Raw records

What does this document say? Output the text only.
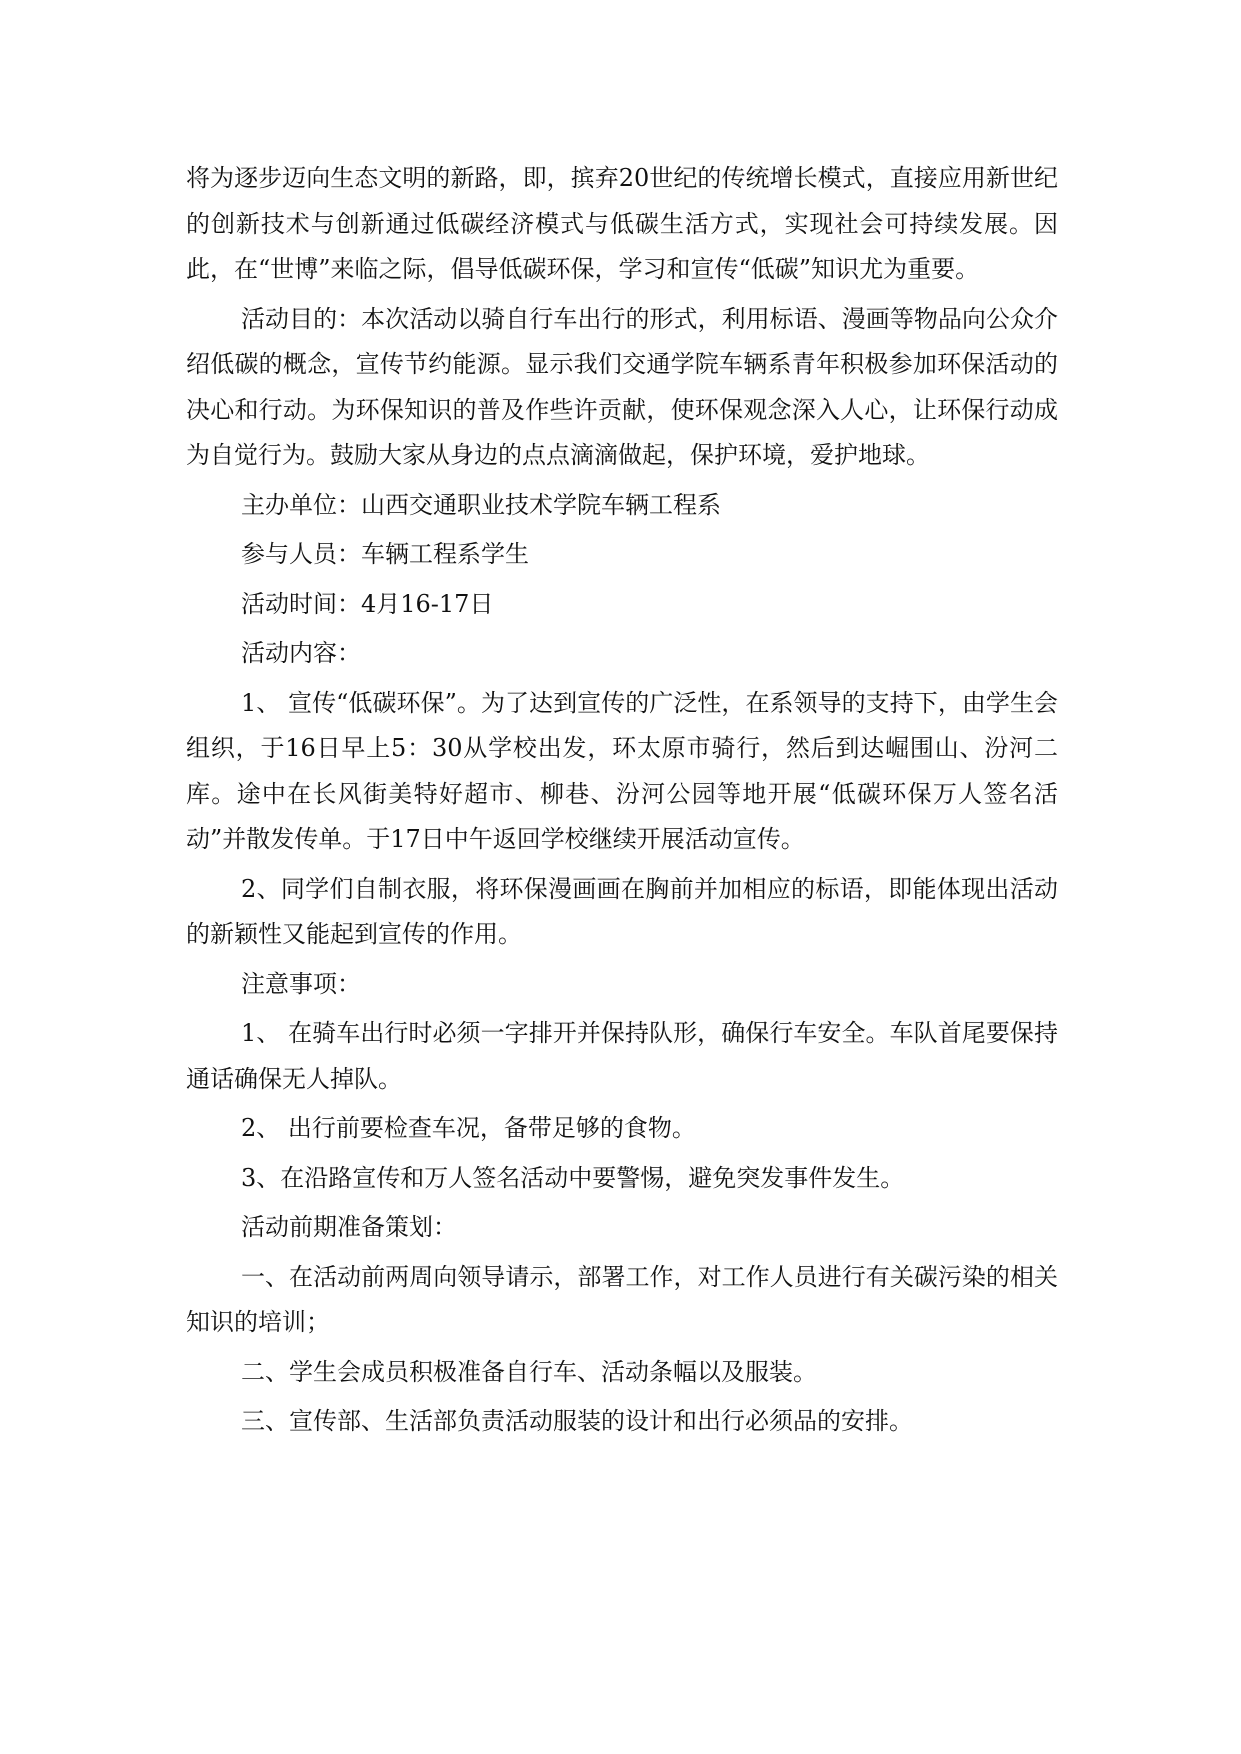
将为逐步迈向生态文明的新路，即，摈弃20世纪的传统增长模式，直接应用新世纪的创新技术与创新通过低碳经济模式与低碳生活方式，实现社会可持续发展。因此，在“世博”来临之际，倡导低碳环保，学习和宣传“低碳”知识尤为重要。

活动目的：本次活动以骑自行车出行的形式，利用标语、漫画等物品向公众介绍低碳的概念，宣传节约能源。显示我们交通学院车辆系青年积极参加环保活动的决心和行动。为环保知识的普及作些许贡献，使环保观念深入人心，让环保行动成为自觉行为。鼓励大家从身边的点点滴滴做起，保护环境，爱护地球。

主办单位：山西交通职业技术学院车辆工程系

参与人员：车辆工程系学生

活动时间：4月16-17日

活动内容：

1、 宣传“低碳环保”。为了达到宣传的广泛性，在系领导的支持下，由学生会组织，于16日早上5：30从学校出发，环太原市骑行，然后到达崛围山、汾河二库。途中在长风街美特好超市、柳巷、汾河公园等地开展“低碳环保万人签名活动”并散发传单。于17日中午返回学校继续开展活动宣传。

2、同学们自制衣服，将环保漫画画在胸前并加相应的标语，即能体现出活动的新颖性又能起到宣传的作用。

注意事项：

1、 在骑车出行时必须一字排开并保持队形，确保行车安全。车队首尾要保持通话确保无人掉队。

2、 出行前要检查车况，备带足够的食物。

3、在沿路宣传和万人签名活动中要警惕，避免突发事件发生。

活动前期准备策划：

一、在活动前两周向领导请示，部署工作，对工作人员进行有关碳污染的相关知识的培训；

二、学生会成员积极准备自行车、活动条幅以及服装。

三、宣传部、生活部负责活动服装的设计和出行必须品的安排。
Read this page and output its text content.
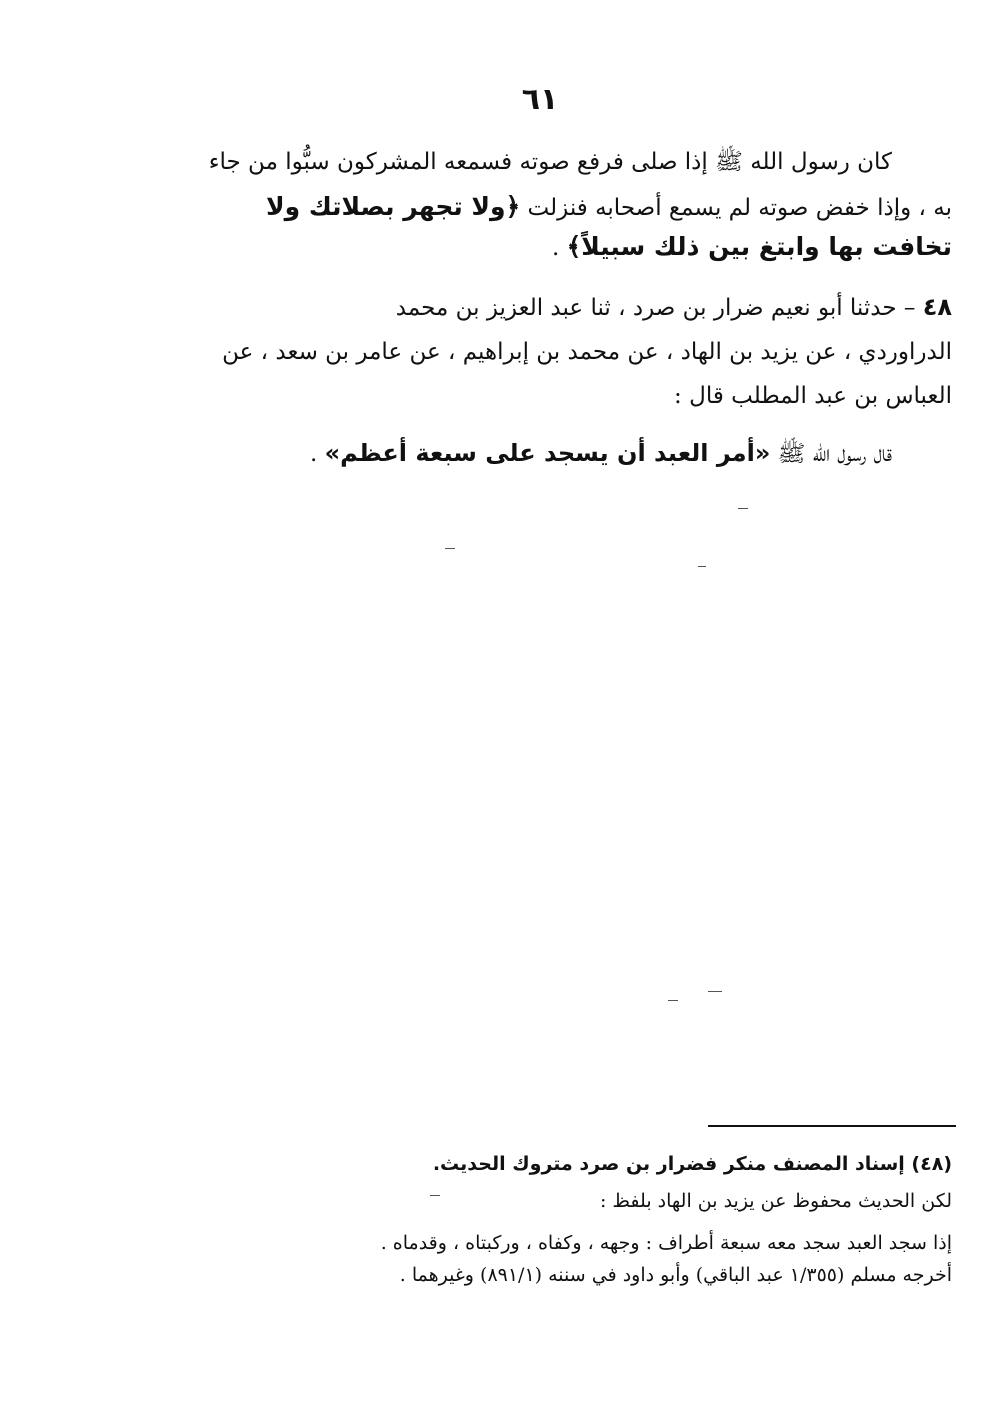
٦١
كان رسول الله ﷺ إذا صلى فرفع صوته فسمعه المشركون سبُّوا من جاء
به ، وإذا خفض صوته لم يسمع أصحابه فنزلت ﴿ولا تجهر بصلاتك ولا
تخافت بها وابتغ بين ذلك سبيلاً﴾ .
٤٨ – حدثنا أبو نعيم ضرار بن صرد ، ثنا عبد العزيز بن محمد
الدراوردي ، عن يزيد بن الهاد ، عن محمد بن إبراهيم ، عن عامر بن سعد ، عن
العباس بن عبد المطلب قال :
قال رسول الله ﷺ «أمر العبد أن يسجد على سبعة أعظم» .
(٤٨) إسناد المصنف منكر فضرار بن صرد متروك الحديث.
لكن الحديث محفوظ عن يزيد بن الهاد بلفظ :
إذا سجد العبد سجد معه سبعة أطراف : وجهه ، وكفاه ، وركبتاه ، وقدماه .
أخرجه مسلم (١/٣٥٥ عبد الباقي) وأبو داود في سننه (٨٩١/١) وغيرهما .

**TASK DIRECTIONS:** Quote verbatim the final run of lines in the material above, from the line that contains "Read this page and output its text content." through the very last line, excluding any pictures.

**EXERCISE RESPONSE:**
Read this page and output its text content.
٦١
كان رسول الله ﷺ إذا صلى فرفع صوته فسمعه المشركون سبُّوا من جاء
به ، وإذا خفض صوته لم يسمع أصحابه فنزلت ﴿ولا تجهر بصلاتك ولا
تخافت بها وابتغ بين ذلك سبيلاً﴾ .
٤٨ – حدثنا أبو نعيم ضرار بن صرد ، ثنا عبد العزيز بن محمد
الدراوردي ، عن يزيد بن الهاد ، عن محمد بن إبراهيم ، عن عامر بن سعد ، عن
العباس بن عبد المطلب قال :
قال رسول الله ﷺ «أمر العبد أن يسجد على سبعة أعظم» .
(٤٨) إسناد المصنف منكر فضرار بن صرد متروك الحديث.
لكن الحديث محفوظ عن يزيد بن الهاد بلفظ :
إذا سجد العبد سجد معه سبعة أطراف : وجهه ، وكفاه ، وركبتاه ، وقدماه .
أخرجه مسلم (١/٣٥٥ عبد الباقي) وأبو داود في سننه (٨٩١/١) وغيرهما .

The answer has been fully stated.